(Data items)
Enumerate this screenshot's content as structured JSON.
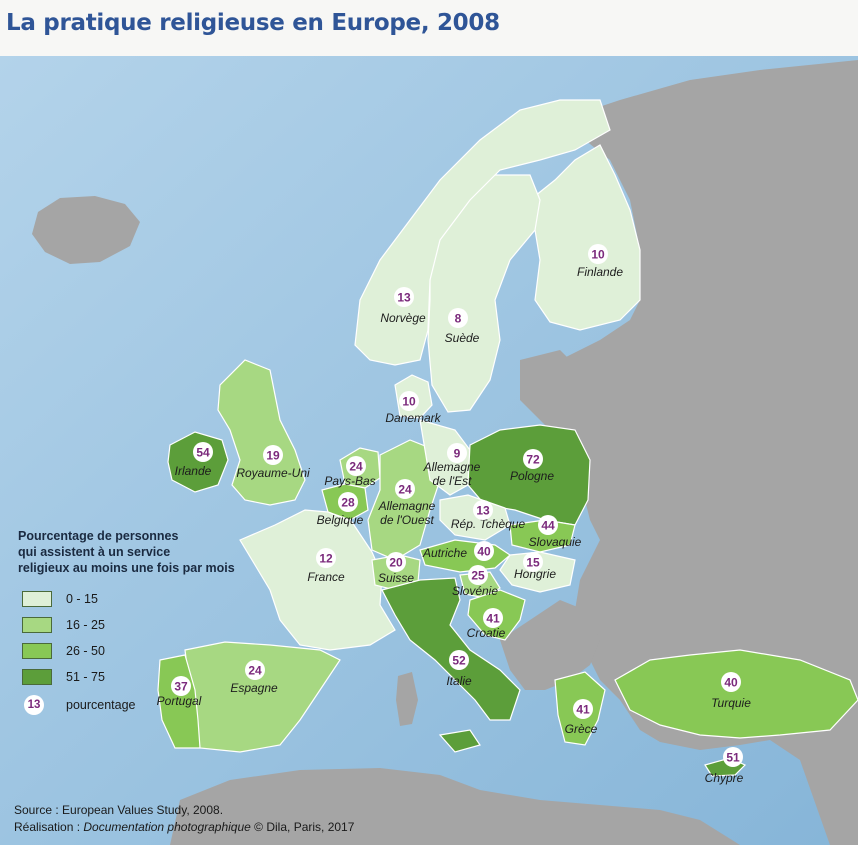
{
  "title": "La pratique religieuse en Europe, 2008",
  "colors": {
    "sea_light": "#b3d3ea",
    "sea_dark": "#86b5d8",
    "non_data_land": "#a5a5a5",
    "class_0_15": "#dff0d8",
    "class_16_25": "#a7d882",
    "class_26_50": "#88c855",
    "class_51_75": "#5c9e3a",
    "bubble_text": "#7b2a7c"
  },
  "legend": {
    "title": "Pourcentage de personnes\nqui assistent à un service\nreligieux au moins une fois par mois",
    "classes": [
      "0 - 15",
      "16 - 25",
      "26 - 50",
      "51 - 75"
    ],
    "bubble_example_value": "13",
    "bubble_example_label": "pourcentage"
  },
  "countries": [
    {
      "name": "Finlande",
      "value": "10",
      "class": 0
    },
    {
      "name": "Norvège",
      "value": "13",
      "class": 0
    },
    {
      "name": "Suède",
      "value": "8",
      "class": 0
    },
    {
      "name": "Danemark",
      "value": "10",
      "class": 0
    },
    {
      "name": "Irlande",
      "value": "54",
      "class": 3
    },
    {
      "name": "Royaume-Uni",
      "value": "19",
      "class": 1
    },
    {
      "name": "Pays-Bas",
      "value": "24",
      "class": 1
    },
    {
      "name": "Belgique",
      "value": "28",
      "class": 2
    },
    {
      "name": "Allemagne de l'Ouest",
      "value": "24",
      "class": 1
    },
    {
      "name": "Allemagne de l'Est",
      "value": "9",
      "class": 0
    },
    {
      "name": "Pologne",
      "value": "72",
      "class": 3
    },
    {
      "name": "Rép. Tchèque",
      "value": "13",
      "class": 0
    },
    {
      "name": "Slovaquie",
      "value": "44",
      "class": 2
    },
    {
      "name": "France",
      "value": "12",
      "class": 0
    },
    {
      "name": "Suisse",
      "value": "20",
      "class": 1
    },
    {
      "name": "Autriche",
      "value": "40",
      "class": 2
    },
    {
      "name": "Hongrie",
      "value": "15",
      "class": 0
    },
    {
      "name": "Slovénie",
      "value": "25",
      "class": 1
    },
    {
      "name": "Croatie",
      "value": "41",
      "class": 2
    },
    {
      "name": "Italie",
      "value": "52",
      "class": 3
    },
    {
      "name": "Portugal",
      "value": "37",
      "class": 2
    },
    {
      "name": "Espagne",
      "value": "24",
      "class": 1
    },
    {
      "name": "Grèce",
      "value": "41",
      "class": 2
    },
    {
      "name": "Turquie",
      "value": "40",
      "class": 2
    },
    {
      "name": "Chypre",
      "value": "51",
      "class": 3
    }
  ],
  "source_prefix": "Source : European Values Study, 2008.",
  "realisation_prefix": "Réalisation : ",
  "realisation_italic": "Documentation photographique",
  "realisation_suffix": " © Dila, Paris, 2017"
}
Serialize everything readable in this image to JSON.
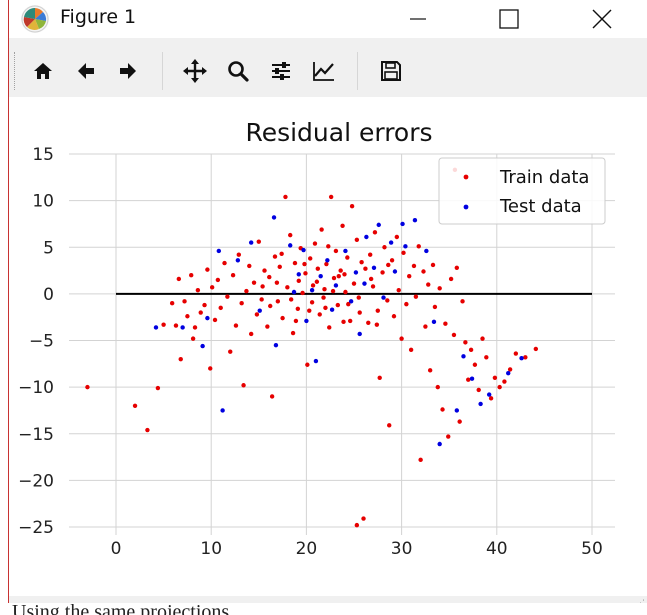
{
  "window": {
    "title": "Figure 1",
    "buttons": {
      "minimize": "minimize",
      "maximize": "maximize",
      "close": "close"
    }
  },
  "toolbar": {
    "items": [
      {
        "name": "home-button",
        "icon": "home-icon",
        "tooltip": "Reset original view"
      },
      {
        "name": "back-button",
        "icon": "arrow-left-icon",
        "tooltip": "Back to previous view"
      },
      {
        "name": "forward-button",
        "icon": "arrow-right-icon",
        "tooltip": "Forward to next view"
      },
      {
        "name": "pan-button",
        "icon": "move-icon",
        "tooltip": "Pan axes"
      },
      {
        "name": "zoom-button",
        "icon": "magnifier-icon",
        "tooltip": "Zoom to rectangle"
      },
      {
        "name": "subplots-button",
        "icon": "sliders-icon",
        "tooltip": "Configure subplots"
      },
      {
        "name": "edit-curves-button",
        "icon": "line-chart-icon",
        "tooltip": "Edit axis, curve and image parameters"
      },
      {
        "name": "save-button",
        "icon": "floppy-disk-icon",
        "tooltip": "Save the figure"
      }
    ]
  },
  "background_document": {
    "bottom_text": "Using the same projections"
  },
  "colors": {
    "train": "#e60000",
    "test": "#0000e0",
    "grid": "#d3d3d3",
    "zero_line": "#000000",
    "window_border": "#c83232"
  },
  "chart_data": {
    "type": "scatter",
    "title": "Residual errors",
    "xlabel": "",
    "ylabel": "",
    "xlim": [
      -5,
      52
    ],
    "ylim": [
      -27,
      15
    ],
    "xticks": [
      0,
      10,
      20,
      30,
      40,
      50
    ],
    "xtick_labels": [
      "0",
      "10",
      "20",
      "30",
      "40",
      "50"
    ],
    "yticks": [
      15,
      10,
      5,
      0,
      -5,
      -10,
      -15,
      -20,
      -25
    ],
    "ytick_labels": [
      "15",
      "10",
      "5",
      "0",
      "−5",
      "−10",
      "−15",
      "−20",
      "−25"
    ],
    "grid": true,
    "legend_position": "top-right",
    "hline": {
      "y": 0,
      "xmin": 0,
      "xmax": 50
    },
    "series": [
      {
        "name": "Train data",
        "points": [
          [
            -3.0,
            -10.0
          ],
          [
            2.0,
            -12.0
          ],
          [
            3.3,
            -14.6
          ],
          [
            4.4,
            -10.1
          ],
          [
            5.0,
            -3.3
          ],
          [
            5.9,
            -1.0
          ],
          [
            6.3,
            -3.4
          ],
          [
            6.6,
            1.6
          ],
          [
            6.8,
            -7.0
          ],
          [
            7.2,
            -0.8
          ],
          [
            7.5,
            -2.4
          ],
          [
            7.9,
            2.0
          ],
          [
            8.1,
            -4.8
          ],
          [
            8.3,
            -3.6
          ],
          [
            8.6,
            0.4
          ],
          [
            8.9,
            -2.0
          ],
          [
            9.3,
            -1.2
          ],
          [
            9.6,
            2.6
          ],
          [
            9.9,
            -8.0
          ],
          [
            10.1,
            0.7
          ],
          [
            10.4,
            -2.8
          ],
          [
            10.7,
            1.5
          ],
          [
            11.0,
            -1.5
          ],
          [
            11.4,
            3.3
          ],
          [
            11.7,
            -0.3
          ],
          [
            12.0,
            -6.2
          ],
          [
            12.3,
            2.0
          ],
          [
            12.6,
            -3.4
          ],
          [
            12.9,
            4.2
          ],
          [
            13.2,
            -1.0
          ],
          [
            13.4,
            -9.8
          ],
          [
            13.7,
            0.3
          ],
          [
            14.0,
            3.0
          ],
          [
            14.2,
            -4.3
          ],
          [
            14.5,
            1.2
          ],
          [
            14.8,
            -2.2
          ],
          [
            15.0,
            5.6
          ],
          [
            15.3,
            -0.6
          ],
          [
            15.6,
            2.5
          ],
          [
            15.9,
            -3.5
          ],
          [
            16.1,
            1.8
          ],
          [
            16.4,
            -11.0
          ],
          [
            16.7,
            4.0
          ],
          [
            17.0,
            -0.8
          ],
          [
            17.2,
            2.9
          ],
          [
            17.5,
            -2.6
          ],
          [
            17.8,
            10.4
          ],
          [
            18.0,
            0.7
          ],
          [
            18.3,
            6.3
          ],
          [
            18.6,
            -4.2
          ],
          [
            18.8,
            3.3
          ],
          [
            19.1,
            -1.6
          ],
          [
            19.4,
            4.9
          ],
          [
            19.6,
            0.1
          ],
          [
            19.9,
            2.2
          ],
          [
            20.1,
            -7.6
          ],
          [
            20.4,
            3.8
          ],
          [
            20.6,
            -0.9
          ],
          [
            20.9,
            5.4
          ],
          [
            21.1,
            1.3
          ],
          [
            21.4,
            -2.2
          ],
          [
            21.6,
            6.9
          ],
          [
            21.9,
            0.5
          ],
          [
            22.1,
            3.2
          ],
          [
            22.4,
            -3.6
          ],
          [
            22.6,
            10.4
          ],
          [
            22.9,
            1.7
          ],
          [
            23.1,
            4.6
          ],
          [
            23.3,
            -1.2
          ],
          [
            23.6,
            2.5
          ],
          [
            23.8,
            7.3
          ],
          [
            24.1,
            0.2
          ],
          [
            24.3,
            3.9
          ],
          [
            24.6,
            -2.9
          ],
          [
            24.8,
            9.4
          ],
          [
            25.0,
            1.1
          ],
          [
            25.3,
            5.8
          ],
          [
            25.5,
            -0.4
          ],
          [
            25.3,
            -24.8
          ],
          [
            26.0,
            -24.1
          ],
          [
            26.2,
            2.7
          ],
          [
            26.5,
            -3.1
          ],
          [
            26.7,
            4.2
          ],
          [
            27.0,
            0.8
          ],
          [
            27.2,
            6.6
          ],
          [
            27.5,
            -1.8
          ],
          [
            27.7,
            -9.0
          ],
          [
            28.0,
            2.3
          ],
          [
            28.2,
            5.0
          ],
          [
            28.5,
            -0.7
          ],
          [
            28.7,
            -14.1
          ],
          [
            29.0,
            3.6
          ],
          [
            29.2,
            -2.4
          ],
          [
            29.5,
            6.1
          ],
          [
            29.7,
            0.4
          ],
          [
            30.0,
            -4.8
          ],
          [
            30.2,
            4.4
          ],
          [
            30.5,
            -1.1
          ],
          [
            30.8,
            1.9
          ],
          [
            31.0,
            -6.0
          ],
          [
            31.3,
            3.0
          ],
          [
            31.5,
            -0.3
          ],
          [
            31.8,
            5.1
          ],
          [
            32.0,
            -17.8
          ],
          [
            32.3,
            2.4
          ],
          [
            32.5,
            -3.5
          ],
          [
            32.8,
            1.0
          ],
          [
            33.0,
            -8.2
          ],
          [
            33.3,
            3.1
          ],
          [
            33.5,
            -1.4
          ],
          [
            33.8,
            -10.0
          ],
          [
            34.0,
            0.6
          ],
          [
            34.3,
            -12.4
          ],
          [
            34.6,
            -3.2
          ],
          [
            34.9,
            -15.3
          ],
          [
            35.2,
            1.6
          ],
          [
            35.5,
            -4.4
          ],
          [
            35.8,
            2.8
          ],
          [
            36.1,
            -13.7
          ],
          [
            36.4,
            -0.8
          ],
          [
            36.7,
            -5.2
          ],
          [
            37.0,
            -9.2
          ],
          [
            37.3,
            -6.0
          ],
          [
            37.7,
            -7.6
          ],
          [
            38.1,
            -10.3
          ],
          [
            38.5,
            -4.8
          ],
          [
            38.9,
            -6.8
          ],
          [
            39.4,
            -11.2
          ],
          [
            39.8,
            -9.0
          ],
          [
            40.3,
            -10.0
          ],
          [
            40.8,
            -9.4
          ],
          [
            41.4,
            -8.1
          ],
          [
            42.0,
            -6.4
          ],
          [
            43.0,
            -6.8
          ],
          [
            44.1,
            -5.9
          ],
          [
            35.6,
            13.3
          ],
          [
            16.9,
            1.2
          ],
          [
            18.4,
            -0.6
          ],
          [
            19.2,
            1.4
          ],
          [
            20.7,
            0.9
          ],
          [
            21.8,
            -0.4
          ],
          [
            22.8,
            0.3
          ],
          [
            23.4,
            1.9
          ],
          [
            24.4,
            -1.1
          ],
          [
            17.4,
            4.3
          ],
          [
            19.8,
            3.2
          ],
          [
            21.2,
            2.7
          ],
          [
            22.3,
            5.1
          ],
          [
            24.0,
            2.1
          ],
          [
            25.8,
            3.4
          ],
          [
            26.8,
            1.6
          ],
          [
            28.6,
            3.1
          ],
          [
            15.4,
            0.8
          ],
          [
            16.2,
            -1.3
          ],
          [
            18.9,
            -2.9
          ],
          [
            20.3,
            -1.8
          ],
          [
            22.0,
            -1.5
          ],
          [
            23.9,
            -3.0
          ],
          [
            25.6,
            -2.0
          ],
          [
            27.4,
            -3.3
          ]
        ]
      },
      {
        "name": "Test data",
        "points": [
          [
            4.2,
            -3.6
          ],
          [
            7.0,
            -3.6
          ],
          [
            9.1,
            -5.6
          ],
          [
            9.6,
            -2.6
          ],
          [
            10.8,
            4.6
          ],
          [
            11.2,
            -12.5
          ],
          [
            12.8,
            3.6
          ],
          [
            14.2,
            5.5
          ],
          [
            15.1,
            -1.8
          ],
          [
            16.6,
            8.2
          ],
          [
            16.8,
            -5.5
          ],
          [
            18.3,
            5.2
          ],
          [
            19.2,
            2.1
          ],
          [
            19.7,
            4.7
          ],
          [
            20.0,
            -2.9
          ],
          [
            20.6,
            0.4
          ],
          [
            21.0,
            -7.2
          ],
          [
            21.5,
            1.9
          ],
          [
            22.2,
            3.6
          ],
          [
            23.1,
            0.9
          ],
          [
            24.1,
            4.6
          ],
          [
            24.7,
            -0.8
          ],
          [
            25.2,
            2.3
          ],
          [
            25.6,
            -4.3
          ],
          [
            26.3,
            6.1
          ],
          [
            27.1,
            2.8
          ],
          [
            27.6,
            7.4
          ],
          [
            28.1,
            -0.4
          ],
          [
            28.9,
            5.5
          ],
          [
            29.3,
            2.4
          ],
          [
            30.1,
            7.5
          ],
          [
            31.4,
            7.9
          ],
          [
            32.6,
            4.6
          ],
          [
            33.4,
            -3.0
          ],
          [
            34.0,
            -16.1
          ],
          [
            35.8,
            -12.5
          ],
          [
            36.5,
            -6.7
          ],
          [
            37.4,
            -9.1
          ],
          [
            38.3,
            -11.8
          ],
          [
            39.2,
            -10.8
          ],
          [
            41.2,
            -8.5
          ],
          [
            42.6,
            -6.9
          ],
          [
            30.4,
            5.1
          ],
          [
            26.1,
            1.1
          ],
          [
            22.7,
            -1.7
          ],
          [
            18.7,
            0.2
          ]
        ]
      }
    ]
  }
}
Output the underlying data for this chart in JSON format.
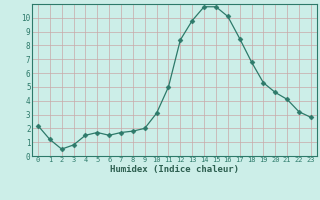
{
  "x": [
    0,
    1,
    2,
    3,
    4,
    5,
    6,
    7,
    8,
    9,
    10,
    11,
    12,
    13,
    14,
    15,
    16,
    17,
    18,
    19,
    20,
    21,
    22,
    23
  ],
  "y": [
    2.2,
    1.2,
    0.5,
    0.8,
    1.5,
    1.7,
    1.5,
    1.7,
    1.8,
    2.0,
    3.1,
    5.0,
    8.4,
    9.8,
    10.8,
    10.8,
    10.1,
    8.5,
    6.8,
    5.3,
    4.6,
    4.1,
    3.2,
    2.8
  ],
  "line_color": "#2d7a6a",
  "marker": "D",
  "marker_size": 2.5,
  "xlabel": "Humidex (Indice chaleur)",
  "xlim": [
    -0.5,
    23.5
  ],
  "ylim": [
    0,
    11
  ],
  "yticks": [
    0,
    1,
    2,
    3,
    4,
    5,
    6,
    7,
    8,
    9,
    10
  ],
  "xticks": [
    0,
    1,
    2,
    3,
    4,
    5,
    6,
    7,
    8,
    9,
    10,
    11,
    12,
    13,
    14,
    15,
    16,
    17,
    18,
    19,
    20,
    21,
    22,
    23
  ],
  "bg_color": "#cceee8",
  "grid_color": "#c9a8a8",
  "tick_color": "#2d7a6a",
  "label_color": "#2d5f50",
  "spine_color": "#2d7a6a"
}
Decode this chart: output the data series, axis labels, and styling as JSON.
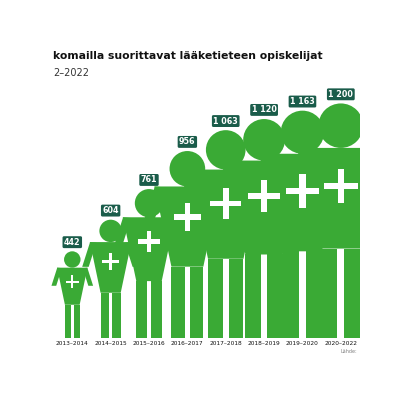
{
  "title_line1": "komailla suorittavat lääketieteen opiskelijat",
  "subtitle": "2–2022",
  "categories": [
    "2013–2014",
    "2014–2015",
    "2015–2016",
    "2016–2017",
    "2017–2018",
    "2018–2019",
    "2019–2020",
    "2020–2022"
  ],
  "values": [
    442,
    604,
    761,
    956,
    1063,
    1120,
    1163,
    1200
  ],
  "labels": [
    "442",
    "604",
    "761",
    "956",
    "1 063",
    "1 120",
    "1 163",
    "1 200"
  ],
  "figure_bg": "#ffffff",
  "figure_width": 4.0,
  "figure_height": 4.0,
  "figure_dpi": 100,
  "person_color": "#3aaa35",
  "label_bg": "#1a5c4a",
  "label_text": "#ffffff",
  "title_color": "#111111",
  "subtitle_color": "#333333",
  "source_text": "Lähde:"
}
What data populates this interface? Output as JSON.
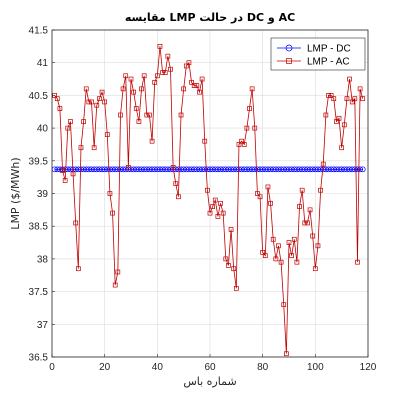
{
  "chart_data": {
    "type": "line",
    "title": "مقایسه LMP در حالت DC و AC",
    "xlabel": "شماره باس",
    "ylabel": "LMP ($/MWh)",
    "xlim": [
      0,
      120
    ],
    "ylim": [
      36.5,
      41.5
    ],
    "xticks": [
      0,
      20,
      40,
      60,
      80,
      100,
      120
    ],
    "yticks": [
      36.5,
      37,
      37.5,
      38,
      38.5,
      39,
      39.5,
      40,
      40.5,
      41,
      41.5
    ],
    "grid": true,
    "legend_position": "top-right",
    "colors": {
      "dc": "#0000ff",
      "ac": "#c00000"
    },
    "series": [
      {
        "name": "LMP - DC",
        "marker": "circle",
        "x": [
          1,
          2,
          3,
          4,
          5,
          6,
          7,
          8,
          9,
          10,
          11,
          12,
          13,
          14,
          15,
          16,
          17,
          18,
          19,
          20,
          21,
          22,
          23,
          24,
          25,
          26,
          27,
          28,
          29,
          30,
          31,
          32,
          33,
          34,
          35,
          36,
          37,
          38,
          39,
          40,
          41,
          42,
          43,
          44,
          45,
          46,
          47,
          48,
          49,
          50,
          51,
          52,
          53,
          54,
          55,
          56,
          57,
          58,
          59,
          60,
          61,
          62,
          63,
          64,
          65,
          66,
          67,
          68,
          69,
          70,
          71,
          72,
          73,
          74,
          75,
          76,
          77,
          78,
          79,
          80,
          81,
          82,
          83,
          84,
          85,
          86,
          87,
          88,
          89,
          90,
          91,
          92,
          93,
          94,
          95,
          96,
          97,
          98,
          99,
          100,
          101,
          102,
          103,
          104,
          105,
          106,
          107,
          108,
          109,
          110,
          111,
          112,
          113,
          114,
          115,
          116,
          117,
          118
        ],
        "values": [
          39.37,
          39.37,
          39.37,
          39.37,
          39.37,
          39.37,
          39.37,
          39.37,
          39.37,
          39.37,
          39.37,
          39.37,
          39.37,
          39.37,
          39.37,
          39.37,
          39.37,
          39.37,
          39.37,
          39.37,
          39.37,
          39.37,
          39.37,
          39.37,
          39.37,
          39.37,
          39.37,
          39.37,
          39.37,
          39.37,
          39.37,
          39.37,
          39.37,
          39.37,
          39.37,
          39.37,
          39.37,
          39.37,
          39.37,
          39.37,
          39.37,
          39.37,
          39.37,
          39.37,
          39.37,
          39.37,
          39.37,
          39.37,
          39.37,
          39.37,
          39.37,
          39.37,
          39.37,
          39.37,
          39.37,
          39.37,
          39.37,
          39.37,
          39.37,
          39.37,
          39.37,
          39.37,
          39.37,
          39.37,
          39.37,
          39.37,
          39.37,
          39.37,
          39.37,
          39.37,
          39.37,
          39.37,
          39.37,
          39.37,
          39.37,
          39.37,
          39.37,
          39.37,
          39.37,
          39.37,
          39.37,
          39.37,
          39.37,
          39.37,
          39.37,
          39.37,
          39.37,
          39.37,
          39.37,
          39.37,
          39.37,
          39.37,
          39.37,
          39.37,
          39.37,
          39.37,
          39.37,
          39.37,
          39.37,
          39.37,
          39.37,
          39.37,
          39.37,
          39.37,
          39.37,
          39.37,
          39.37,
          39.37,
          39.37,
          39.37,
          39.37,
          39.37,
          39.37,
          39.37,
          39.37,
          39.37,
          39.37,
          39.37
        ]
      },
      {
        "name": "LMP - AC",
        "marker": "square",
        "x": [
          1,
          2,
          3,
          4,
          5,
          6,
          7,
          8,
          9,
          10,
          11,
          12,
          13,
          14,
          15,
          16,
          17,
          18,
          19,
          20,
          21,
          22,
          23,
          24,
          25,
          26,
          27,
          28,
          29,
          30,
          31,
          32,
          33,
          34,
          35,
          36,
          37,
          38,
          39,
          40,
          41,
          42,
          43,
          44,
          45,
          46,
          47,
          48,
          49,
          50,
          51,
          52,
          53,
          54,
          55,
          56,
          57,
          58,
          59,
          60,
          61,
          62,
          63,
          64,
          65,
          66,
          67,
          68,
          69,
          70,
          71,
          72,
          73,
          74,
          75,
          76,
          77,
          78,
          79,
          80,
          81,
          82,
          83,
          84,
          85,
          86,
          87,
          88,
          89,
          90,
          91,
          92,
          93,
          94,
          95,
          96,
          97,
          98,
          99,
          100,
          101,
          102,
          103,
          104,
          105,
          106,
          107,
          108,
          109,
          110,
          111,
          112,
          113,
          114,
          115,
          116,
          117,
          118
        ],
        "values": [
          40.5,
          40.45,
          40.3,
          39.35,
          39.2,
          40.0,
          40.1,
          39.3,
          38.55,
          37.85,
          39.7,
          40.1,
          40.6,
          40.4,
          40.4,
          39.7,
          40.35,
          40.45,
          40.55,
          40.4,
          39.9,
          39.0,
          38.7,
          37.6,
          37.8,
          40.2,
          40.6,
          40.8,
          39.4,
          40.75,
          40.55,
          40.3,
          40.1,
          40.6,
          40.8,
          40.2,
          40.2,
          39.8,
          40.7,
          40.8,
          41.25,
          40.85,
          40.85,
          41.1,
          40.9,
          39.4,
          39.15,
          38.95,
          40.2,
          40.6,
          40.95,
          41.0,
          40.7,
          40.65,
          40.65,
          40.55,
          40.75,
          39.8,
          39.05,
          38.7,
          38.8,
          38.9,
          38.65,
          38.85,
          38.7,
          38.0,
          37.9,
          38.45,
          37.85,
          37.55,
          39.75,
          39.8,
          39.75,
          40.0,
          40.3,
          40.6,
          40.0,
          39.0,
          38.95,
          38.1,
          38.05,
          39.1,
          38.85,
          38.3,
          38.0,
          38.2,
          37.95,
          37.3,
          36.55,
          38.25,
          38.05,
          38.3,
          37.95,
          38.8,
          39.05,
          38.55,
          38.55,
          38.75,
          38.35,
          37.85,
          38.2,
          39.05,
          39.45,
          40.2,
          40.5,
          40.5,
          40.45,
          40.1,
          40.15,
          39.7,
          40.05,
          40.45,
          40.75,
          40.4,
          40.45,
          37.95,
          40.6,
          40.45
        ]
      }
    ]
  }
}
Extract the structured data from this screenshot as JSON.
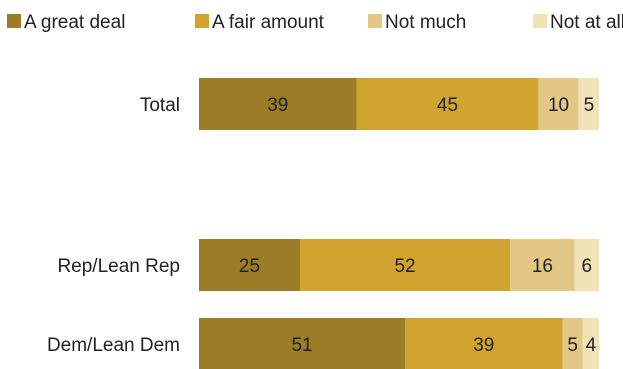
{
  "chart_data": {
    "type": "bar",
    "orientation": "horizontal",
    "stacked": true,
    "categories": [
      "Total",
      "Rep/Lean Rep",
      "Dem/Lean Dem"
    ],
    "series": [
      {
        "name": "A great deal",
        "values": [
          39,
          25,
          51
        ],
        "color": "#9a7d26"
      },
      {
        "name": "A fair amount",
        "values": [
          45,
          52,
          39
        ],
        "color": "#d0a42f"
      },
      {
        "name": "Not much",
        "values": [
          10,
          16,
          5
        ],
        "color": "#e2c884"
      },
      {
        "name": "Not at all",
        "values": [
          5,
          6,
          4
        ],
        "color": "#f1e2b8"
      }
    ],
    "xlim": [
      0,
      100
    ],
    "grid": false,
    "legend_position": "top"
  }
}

(Stated goal)
Isolate the lines above that contain the word "Allemagne" and copy them.

(Right answer)
      "name": "Allemagne de l'Ouest",
      "name": "Allemagne de l'Est",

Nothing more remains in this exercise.